### Task brief:
Reproduce word for word everything in the records from the line containing "List each element" down to the line containing "y-axis-label: World bbox=[13, 436, 39, 502]", including both of those lines.

--- Raw data ---

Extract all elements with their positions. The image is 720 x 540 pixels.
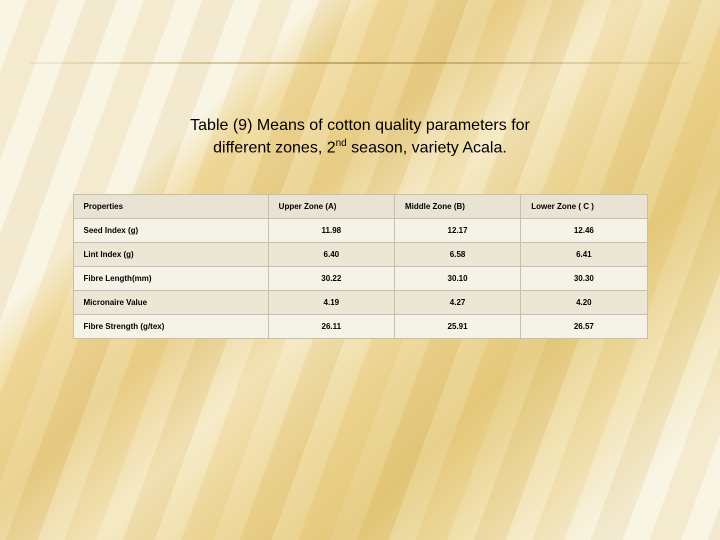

---
--- Raw data ---

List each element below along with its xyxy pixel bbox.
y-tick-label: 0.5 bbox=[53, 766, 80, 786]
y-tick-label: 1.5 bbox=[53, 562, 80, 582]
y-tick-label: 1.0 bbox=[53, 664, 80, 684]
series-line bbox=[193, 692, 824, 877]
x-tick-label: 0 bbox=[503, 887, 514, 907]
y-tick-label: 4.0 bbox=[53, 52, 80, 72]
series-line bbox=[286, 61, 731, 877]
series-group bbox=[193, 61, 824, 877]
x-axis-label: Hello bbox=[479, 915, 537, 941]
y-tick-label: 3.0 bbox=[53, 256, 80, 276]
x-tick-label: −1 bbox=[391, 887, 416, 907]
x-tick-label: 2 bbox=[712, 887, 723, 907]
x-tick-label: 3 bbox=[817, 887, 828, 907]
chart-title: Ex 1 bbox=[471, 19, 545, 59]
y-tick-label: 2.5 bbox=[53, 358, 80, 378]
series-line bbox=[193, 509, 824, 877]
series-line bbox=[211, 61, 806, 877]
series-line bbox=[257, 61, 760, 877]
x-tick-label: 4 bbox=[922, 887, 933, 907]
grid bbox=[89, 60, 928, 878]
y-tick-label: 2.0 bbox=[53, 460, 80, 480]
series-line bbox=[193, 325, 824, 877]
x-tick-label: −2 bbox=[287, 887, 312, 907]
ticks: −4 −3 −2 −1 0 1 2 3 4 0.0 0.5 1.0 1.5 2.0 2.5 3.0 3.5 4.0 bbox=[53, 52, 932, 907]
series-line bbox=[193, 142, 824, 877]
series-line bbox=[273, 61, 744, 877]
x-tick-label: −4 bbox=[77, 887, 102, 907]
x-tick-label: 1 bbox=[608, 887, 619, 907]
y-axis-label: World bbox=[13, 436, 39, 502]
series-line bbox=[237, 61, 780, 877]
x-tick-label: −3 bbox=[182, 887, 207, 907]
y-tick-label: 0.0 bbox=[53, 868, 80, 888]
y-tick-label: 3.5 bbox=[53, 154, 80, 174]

---
--- Raw data ---

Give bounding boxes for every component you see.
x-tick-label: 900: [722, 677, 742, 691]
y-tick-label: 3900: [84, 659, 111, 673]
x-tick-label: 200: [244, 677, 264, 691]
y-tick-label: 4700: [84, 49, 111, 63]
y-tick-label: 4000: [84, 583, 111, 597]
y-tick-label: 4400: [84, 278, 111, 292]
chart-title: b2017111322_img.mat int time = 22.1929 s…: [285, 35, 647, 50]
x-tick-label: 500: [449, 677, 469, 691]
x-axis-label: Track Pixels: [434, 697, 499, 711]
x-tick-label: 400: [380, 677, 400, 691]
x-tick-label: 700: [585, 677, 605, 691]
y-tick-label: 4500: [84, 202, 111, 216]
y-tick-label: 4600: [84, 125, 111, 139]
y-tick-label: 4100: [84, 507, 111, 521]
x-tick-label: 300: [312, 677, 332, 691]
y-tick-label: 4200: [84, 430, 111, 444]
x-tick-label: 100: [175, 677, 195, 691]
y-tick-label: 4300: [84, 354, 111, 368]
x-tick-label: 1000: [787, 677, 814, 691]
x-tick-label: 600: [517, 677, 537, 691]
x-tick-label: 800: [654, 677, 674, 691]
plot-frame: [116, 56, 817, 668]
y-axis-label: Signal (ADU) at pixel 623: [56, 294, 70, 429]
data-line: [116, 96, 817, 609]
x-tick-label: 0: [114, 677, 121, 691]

---

### Result of the task:
List each element below along with its xyxy pixel bbox.
y-tick-label: 0.5 bbox=[53, 766, 80, 786]
y-tick-label: 1.5 bbox=[53, 562, 80, 582]
y-tick-label: 1.0 bbox=[53, 664, 80, 684]
series-line bbox=[193, 692, 824, 877]
x-tick-label: 0 bbox=[503, 887, 514, 907]
y-tick-label: 4.0 bbox=[53, 52, 80, 72]
series-line bbox=[286, 61, 731, 877]
series-group bbox=[193, 61, 824, 877]
x-axis-label: Hello bbox=[479, 915, 537, 941]
y-tick-label: 3.0 bbox=[53, 256, 80, 276]
x-tick-label: −1 bbox=[391, 887, 416, 907]
x-tick-label: 2 bbox=[712, 887, 723, 907]
x-tick-label: 3 bbox=[817, 887, 828, 907]
chart-title: Ex 1 bbox=[471, 19, 545, 59]
y-tick-label: 2.5 bbox=[53, 358, 80, 378]
series-line bbox=[193, 509, 824, 877]
series-line bbox=[211, 61, 806, 877]
series-line bbox=[257, 61, 760, 877]
x-tick-label: 4 bbox=[922, 887, 933, 907]
grid bbox=[89, 60, 928, 878]
y-tick-label: 2.0 bbox=[53, 460, 80, 480]
series-line bbox=[193, 325, 824, 877]
x-tick-label: −2 bbox=[287, 887, 312, 907]
ticks: −4 −3 −2 −1 0 1 2 3 4 0.0 0.5 1.0 1.5 2.0 2.5 3.0 3.5 4.0 bbox=[53, 52, 932, 907]
series-line bbox=[193, 142, 824, 877]
series-line bbox=[273, 61, 744, 877]
x-tick-label: −4 bbox=[77, 887, 102, 907]
x-tick-label: 1 bbox=[608, 887, 619, 907]
y-axis-label: World bbox=[13, 436, 39, 502]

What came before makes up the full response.